[Data entries]
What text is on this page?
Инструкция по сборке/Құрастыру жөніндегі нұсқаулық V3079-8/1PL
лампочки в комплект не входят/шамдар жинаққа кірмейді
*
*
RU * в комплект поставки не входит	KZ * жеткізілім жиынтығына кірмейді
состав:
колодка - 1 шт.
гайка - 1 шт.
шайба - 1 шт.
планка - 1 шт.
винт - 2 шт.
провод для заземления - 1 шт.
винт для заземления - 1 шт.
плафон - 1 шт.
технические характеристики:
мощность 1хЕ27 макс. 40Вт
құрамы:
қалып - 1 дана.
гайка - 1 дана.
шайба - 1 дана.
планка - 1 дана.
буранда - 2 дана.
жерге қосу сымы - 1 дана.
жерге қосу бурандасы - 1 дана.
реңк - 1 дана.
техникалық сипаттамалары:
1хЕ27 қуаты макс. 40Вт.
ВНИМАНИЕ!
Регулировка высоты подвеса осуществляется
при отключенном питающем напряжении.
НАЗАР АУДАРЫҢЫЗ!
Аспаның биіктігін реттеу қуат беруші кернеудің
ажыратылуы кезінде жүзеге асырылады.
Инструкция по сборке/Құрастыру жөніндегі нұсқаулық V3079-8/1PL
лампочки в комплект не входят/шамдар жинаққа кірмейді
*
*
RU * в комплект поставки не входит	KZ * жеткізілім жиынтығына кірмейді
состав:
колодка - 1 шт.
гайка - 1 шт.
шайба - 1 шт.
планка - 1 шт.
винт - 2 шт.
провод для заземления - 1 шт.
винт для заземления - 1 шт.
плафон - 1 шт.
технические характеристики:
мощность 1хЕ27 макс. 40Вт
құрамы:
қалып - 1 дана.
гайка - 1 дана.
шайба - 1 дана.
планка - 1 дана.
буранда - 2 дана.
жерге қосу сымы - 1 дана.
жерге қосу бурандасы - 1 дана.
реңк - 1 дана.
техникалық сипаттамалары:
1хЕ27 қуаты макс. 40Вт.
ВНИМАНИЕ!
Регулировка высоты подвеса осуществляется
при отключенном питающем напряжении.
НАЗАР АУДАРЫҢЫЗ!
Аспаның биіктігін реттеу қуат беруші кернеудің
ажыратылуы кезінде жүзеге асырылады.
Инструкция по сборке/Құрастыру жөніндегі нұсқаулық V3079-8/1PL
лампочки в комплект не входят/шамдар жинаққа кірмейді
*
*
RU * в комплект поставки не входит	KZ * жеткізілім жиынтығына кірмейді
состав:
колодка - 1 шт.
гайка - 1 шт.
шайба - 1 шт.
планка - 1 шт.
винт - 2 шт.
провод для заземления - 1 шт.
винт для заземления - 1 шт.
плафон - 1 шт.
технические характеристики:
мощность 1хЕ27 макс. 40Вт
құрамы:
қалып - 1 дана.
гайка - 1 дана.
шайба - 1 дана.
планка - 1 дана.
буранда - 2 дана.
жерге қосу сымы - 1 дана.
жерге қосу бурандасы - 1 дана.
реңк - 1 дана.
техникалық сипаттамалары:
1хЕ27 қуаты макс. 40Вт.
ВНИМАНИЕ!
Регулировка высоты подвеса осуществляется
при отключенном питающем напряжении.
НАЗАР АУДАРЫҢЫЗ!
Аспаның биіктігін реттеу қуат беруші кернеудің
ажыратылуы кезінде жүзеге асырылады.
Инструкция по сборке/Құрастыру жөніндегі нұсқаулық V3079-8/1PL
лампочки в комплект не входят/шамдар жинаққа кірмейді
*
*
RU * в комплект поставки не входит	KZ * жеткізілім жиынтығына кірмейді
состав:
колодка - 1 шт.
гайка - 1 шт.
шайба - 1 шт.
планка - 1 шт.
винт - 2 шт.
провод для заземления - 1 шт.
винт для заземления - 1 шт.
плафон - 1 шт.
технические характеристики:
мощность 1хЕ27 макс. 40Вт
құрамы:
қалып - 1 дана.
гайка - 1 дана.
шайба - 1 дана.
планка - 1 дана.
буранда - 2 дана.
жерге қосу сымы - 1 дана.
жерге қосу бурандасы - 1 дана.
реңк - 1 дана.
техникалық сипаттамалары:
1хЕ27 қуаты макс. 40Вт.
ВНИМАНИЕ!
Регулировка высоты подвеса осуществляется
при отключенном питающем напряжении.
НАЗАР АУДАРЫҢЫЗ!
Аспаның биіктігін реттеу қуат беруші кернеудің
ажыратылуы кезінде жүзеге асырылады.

> Exercise details: Write out every line from the records above, word for word.

> Full output:
What text is on this page?
Инструкция по сборке/Құрастыру жөніндегі нұсқаулық V3079-8/1PL
лампочки в комплект не входят/шамдар жинаққа кірмейді
*
*
RU * в комплект поставки не входит	KZ * жеткізілім жиынтығына кірмейді
состав:
колодка - 1 шт.
гайка - 1 шт.
шайба - 1 шт.
планка - 1 шт.
винт - 2 шт.
провод для заземления - 1 шт.
винт для заземления - 1 шт.
плафон - 1 шт.
технические характеристики:
мощность 1хЕ27 макс. 40Вт
құрамы:
қалып - 1 дана.
гайка - 1 дана.
шайба - 1 дана.
планка - 1 дана.
буранда - 2 дана.
жерге қосу сымы - 1 дана.
жерге қосу бурандасы - 1 дана.
реңк - 1 дана.
техникалық сипаттамалары:
1хЕ27 қуаты макс. 40Вт.
ВНИМАНИЕ!
Регулировка высоты подвеса осуществляется
при отключенном питающем напряжении.
НАЗАР АУДАРЫҢЫЗ!
Аспаның биіктігін реттеу қуат беруші кернеудің
ажыратылуы кезінде жүзеге асырылады.
Инструкция по сборке/Құрастыру жөніндегі нұсқаулық V3079-8/1PL
лампочки в комплект не входят/шамдар жинаққа кірмейді
*
*
RU * в комплект поставки не входит	KZ * жеткізілім жиынтығына кірмейді
состав:
колодка - 1 шт.
гайка - 1 шт.
шайба - 1 шт.
планка - 1 шт.
винт - 2 шт.
провод для заземления - 1 шт.
винт для заземления - 1 шт.
плафон - 1 шт.
технические характеристики:
мощность 1хЕ27 макс. 40Вт
құрамы:
қалып - 1 дана.
гайка - 1 дана.
шайба - 1 дана.
планка - 1 дана.
буранда - 2 дана.
жерге қосу сымы - 1 дана.
жерге қосу бурандасы - 1 дана.
реңк - 1 дана.
техникалық сипаттамалары:
1хЕ27 қуаты макс. 40Вт.
ВНИМАНИЕ!
Регулировка высоты подвеса осуществляется
при отключенном питающем напряжении.
НАЗАР АУДАРЫҢЫЗ!
Аспаның биіктігін реттеу қуат беруші кернеудің
ажыратылуы кезінде жүзеге асырылады.
Инструкция по сборке/Құрастыру жөніндегі нұсқаулық V3079-8/1PL
лампочки в комплект не входят/шамдар жинаққа кірмейді
*
*
RU * в комплект поставки не входит	KZ * жеткізілім жиынтығына кірмейді
состав:
колодка - 1 шт.
гайка - 1 шт.
шайба - 1 шт.
планка - 1 шт.
винт - 2 шт.
провод для заземления - 1 шт.
винт для заземления - 1 шт.
плафон - 1 шт.
технические характеристики:
мощность 1хЕ27 макс. 40Вт
құрамы:
қалып - 1 дана.
гайка - 1 дана.
шайба - 1 дана.
планка - 1 дана.
буранда - 2 дана.
жерге қосу сымы - 1 дана.
жерге қосу бурандасы - 1 дана.
реңк - 1 дана.
техникалық сипаттамалары:
1хЕ27 қуаты макс. 40Вт.
ВНИМАНИЕ!
Регулировка высоты подвеса осуществляется
при отключенном питающем напряжении.
НАЗАР АУДАРЫҢЫЗ!
Аспаның биіктігін реттеу қуат беруші кернеудің
ажыратылуы кезінде жүзеге асырылады.
Инструкция по сборке/Құрастыру жөніндегі нұсқаулық V3079-8/1PL
лампочки в комплект не входят/шамдар жинаққа кірмейді
*
*
RU * в комплект поставки не входит	KZ * жеткізілім жиынтығына кірмейді
состав:
колодка - 1 шт.
гайка - 1 шт.
шайба - 1 шт.
планка - 1 шт.
винт - 2 шт.
провод для заземления - 1 шт.
винт для заземления - 1 шт.
плафон - 1 шт.
технические характеристики:
мощность 1хЕ27 макс. 40Вт
құрамы:
қалып - 1 дана.
гайка - 1 дана.
шайба - 1 дана.
планка - 1 дана.
буранда - 2 дана.
жерге қосу сымы - 1 дана.
жерге қосу бурандасы - 1 дана.
реңк - 1 дана.
техникалық сипаттамалары:
1хЕ27 қуаты макс. 40Вт.
ВНИМАНИЕ!
Регулировка высоты подвеса осуществляется
при отключенном питающем напряжении.
НАЗАР АУДАРЫҢЫЗ!
Аспаның биіктігін реттеу қуат беруші кернеудің
ажыратылуы кезінде жүзеге асырылады.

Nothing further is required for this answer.